## Exercise instructions
Give every line of the material again, exactly as written.

Data entries:
====================
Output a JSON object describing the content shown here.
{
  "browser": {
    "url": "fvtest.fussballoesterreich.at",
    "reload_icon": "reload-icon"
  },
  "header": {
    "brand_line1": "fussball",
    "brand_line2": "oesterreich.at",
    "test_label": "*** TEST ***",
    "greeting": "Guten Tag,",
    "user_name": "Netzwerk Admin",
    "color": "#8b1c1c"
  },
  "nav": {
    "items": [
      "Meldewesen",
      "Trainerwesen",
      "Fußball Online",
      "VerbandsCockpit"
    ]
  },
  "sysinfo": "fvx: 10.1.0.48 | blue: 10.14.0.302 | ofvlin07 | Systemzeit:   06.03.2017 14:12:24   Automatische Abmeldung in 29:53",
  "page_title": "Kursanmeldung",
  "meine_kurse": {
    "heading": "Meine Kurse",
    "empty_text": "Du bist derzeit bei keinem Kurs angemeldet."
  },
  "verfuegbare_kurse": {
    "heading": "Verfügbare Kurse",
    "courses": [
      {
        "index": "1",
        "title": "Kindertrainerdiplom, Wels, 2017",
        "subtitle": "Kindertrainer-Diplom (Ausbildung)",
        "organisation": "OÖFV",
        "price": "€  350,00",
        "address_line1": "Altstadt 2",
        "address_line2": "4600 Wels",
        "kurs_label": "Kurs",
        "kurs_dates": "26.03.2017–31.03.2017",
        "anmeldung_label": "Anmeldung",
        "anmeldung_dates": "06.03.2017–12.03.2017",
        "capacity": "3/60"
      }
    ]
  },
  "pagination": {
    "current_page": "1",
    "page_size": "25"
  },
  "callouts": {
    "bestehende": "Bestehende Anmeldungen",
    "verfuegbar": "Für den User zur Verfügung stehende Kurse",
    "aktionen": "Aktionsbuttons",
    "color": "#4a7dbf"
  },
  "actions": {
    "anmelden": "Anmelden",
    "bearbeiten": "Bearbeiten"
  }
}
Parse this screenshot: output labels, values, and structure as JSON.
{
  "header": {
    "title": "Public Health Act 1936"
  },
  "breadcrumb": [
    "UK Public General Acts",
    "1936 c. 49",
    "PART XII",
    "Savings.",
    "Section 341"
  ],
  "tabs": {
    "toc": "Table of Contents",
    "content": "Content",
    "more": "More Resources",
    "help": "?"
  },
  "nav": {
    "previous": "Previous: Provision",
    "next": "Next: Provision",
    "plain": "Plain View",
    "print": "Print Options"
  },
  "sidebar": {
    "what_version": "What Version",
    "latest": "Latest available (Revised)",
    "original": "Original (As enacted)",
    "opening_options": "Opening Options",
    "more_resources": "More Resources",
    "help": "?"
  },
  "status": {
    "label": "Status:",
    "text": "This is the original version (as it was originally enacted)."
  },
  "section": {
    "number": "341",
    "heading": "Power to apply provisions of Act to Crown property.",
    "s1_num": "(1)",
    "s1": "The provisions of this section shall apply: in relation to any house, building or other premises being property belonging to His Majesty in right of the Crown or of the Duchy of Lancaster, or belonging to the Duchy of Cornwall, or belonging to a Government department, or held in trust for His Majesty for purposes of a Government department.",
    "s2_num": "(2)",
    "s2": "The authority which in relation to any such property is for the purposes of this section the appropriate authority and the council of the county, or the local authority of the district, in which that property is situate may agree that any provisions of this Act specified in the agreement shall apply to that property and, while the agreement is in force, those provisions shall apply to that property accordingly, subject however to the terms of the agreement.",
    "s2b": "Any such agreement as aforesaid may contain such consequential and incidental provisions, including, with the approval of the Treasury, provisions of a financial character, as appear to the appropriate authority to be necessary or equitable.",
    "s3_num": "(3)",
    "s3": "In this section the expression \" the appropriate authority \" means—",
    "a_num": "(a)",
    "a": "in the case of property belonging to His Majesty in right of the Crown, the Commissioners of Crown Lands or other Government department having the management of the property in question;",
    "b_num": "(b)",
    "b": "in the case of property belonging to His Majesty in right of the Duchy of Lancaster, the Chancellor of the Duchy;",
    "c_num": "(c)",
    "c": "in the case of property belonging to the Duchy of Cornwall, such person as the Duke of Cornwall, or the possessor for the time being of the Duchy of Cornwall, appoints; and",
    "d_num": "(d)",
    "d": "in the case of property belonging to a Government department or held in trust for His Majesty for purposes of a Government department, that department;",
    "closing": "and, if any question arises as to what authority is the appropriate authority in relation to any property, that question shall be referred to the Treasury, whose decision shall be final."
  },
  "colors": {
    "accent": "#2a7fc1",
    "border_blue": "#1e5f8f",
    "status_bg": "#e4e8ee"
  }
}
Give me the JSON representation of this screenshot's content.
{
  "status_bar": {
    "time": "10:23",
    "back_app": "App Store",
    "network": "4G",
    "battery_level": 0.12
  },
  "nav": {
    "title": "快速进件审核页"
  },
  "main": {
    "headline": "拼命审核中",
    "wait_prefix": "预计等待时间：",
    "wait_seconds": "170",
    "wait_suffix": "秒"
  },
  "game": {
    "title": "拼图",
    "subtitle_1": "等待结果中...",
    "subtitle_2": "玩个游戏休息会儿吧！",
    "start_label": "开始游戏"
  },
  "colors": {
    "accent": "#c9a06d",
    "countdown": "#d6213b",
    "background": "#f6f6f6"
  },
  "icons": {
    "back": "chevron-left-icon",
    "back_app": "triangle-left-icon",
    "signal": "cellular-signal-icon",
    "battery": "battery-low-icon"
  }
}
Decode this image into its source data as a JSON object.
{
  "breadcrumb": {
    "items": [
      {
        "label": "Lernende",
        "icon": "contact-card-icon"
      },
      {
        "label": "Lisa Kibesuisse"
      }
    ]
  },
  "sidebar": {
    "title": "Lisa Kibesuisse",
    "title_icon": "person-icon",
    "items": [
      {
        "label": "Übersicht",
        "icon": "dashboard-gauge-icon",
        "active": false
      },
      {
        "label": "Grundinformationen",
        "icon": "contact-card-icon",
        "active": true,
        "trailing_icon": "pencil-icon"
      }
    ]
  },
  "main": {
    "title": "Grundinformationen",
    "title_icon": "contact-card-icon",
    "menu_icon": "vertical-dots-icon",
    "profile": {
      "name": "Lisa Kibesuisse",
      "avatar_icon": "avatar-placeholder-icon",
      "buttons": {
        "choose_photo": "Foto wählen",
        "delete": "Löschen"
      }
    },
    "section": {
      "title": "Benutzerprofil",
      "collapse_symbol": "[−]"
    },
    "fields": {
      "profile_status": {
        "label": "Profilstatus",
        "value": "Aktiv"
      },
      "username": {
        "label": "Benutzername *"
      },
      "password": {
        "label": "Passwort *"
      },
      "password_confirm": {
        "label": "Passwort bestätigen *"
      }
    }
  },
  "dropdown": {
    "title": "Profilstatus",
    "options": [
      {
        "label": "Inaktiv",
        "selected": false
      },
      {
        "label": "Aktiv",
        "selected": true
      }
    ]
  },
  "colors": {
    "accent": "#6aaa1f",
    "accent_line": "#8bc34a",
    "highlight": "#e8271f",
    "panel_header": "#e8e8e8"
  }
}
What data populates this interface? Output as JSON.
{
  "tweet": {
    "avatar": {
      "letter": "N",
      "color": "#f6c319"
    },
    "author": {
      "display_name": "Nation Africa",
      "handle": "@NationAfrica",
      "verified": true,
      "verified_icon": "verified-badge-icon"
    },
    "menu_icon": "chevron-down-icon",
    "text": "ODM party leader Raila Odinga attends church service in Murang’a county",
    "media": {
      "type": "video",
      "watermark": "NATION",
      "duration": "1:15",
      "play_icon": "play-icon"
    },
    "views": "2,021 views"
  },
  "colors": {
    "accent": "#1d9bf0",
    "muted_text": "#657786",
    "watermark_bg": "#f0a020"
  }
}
====================
## Response to the exercise
Output a JSON object describing the content shown here.
{
  "browser": {
    "url": "fvtest.fussballoesterreich.at",
    "reload_icon": "reload-icon"
  },
  "header": {
    "brand_line1": "fussball",
    "brand_line2": "oesterreich.at",
    "test_label": "*** TEST ***",
    "greeting": "Guten Tag,",
    "user_name": "Netzwerk Admin",
    "color": "#8b1c1c"
  },
  "nav": {
    "items": [
      "Meldewesen",
      "Trainerwesen",
      "Fußball Online",
      "VerbandsCockpit"
    ]
  },
  "sysinfo": "fvx: 10.1.0.48 | blue: 10.14.0.302 | ofvlin07 | Systemzeit:   06.03.2017 14:12:24   Automatische Abmeldung in 29:53",
  "page_title": "Kursanmeldung",
  "meine_kurse": {
    "heading": "Meine Kurse",
    "empty_text": "Du bist derzeit bei keinem Kurs angemeldet."
  },
  "verfuegbare_kurse": {
    "heading": "Verfügbare Kurse",
    "courses": [
      {
        "index": "1",
        "title": "Kindertrainerdiplom, Wels, 2017",
        "subtitle": "Kindertrainer-Diplom (Ausbildung)",
        "organisation": "OÖFV",
        "price": "€  350,00",
        "address_line1": "Altstadt 2",
        "address_line2": "4600 Wels",
        "kurs_label": "Kurs",
        "kurs_dates": "26.03.2017–31.03.2017",
        "anmeldung_label": "Anmeldung",
        "anmeldung_dates": "06.03.2017–12.03.2017",
        "capacity": "3/60"
      }
    ]
  },
  "pagination": {
    "current_page": "1",
    "page_size": "25"
  },
  "callouts": {
    "bestehende": "Bestehende Anmeldungen",
    "verfuegbar": "Für den User zur Verfügung stehende Kurse",
    "aktionen": "Aktionsbuttons",
    "color": "#4a7dbf"
  },
  "actions": {
    "anmelden": "Anmelden",
    "bearbeiten": "Bearbeiten"
  }
}
Parse this screenshot: output labels, values, and structure as JSON.
{
  "header": {
    "title": "Public Health Act 1936"
  },
  "breadcrumb": [
    "UK Public General Acts",
    "1936 c. 49",
    "PART XII",
    "Savings.",
    "Section 341"
  ],
  "tabs": {
    "toc": "Table of Contents",
    "content": "Content",
    "more": "More Resources",
    "help": "?"
  },
  "nav": {
    "previous": "Previous: Provision",
    "next": "Next: Provision",
    "plain": "Plain View",
    "print": "Print Options"
  },
  "sidebar": {
    "what_version": "What Version",
    "latest": "Latest available (Revised)",
    "original": "Original (As enacted)",
    "opening_options": "Opening Options",
    "more_resources": "More Resources",
    "help": "?"
  },
  "status": {
    "label": "Status:",
    "text": "This is the original version (as it was originally enacted)."
  },
  "section": {
    "number": "341",
    "heading": "Power to apply provisions of Act to Crown property.",
    "s1_num": "(1)",
    "s1": "The provisions of this section shall apply: in relation to any house, building or other premises being property belonging to His Majesty in right of the Crown or of the Duchy of Lancaster, or belonging to the Duchy of Cornwall, or belonging to a Government department, or held in trust for His Majesty for purposes of a Government department.",
    "s2_num": "(2)",
    "s2": "The authority which in relation to any such property is for the purposes of this section the appropriate authority and the council of the county, or the local authority of the district, in which that property is situate may agree that any provisions of this Act specified in the agreement shall apply to that property and, while the agreement is in force, those provisions shall apply to that property accordingly, subject however to the terms of the agreement.",
    "s2b": "Any such agreement as aforesaid may contain such consequential and incidental provisions, including, with the approval of the Treasury, provisions of a financial character, as appear to the appropriate authority to be necessary or equitable.",
    "s3_num": "(3)",
    "s3": "In this section the expression \" the appropriate authority \" means—",
    "a_num": "(a)",
    "a": "in the case of property belonging to His Majesty in right of the Crown, the Commissioners of Crown Lands or other Government department having the management of the property in question;",
    "b_num": "(b)",
    "b": "in the case of property belonging to His Majesty in right of the Duchy of Lancaster, the Chancellor of the Duchy;",
    "c_num": "(c)",
    "c": "in the case of property belonging to the Duchy of Cornwall, such person as the Duke of Cornwall, or the possessor for the time being of the Duchy of Cornwall, appoints; and",
    "d_num": "(d)",
    "d": "in the case of property belonging to a Government department or held in trust for His Majesty for purposes of a Government department, that department;",
    "closing": "and, if any question arises as to what authority is the appropriate authority in relation to any property, that question shall be referred to the Treasury, whose decision shall be final."
  },
  "colors": {
    "accent": "#2a7fc1",
    "border_blue": "#1e5f8f",
    "status_bg": "#e4e8ee"
  }
}
Give me the JSON representation of this screenshot's content.
{
  "status_bar": {
    "time": "10:23",
    "back_app": "App Store",
    "network": "4G",
    "battery_level": 0.12
  },
  "nav": {
    "title": "快速进件审核页"
  },
  "main": {
    "headline": "拼命审核中",
    "wait_prefix": "预计等待时间：",
    "wait_seconds": "170",
    "wait_suffix": "秒"
  },
  "game": {
    "title": "拼图",
    "subtitle_1": "等待结果中...",
    "subtitle_2": "玩个游戏休息会儿吧！",
    "start_label": "开始游戏"
  },
  "colors": {
    "accent": "#c9a06d",
    "countdown": "#d6213b",
    "background": "#f6f6f6"
  },
  "icons": {
    "back": "chevron-left-icon",
    "back_app": "triangle-left-icon",
    "signal": "cellular-signal-icon",
    "battery": "battery-low-icon"
  }
}
Decode this image into its source data as a JSON object.
{
  "breadcrumb": {
    "items": [
      {
        "label": "Lernende",
        "icon": "contact-card-icon"
      },
      {
        "label": "Lisa Kibesuisse"
      }
    ]
  },
  "sidebar": {
    "title": "Lisa Kibesuisse",
    "title_icon": "person-icon",
    "items": [
      {
        "label": "Übersicht",
        "icon": "dashboard-gauge-icon",
        "active": false
      },
      {
        "label": "Grundinformationen",
        "icon": "contact-card-icon",
        "active": true,
        "trailing_icon": "pencil-icon"
      }
    ]
  },
  "main": {
    "title": "Grundinformationen",
    "title_icon": "contact-card-icon",
    "menu_icon": "vertical-dots-icon",
    "profile": {
      "name": "Lisa Kibesuisse",
      "avatar_icon": "avatar-placeholder-icon",
      "buttons": {
        "choose_photo": "Foto wählen",
        "delete": "Löschen"
      }
    },
    "section": {
      "title": "Benutzerprofil",
      "collapse_symbol": "[−]"
    },
    "fields": {
      "profile_status": {
        "label": "Profilstatus",
        "value": "Aktiv"
      },
      "username": {
        "label": "Benutzername *"
      },
      "password": {
        "label": "Passwort *"
      },
      "password_confirm": {
        "label": "Passwort bestätigen *"
      }
    }
  },
  "dropdown": {
    "title": "Profilstatus",
    "options": [
      {
        "label": "Inaktiv",
        "selected": false
      },
      {
        "label": "Aktiv",
        "selected": true
      }
    ]
  },
  "colors": {
    "accent": "#6aaa1f",
    "accent_line": "#8bc34a",
    "highlight": "#e8271f",
    "panel_header": "#e8e8e8"
  }
}
What data populates this interface? Output as JSON.
{
  "tweet": {
    "avatar": {
      "letter": "N",
      "color": "#f6c319"
    },
    "author": {
      "display_name": "Nation Africa",
      "handle": "@NationAfrica",
      "verified": true,
      "verified_icon": "verified-badge-icon"
    },
    "menu_icon": "chevron-down-icon",
    "text": "ODM party leader Raila Odinga attends church service in Murang’a county",
    "media": {
      "type": "video",
      "watermark": "NATION",
      "duration": "1:15",
      "play_icon": "play-icon"
    },
    "views": "2,021 views"
  },
  "colors": {
    "accent": "#1d9bf0",
    "muted_text": "#657786",
    "watermark_bg": "#f0a020"
  }
}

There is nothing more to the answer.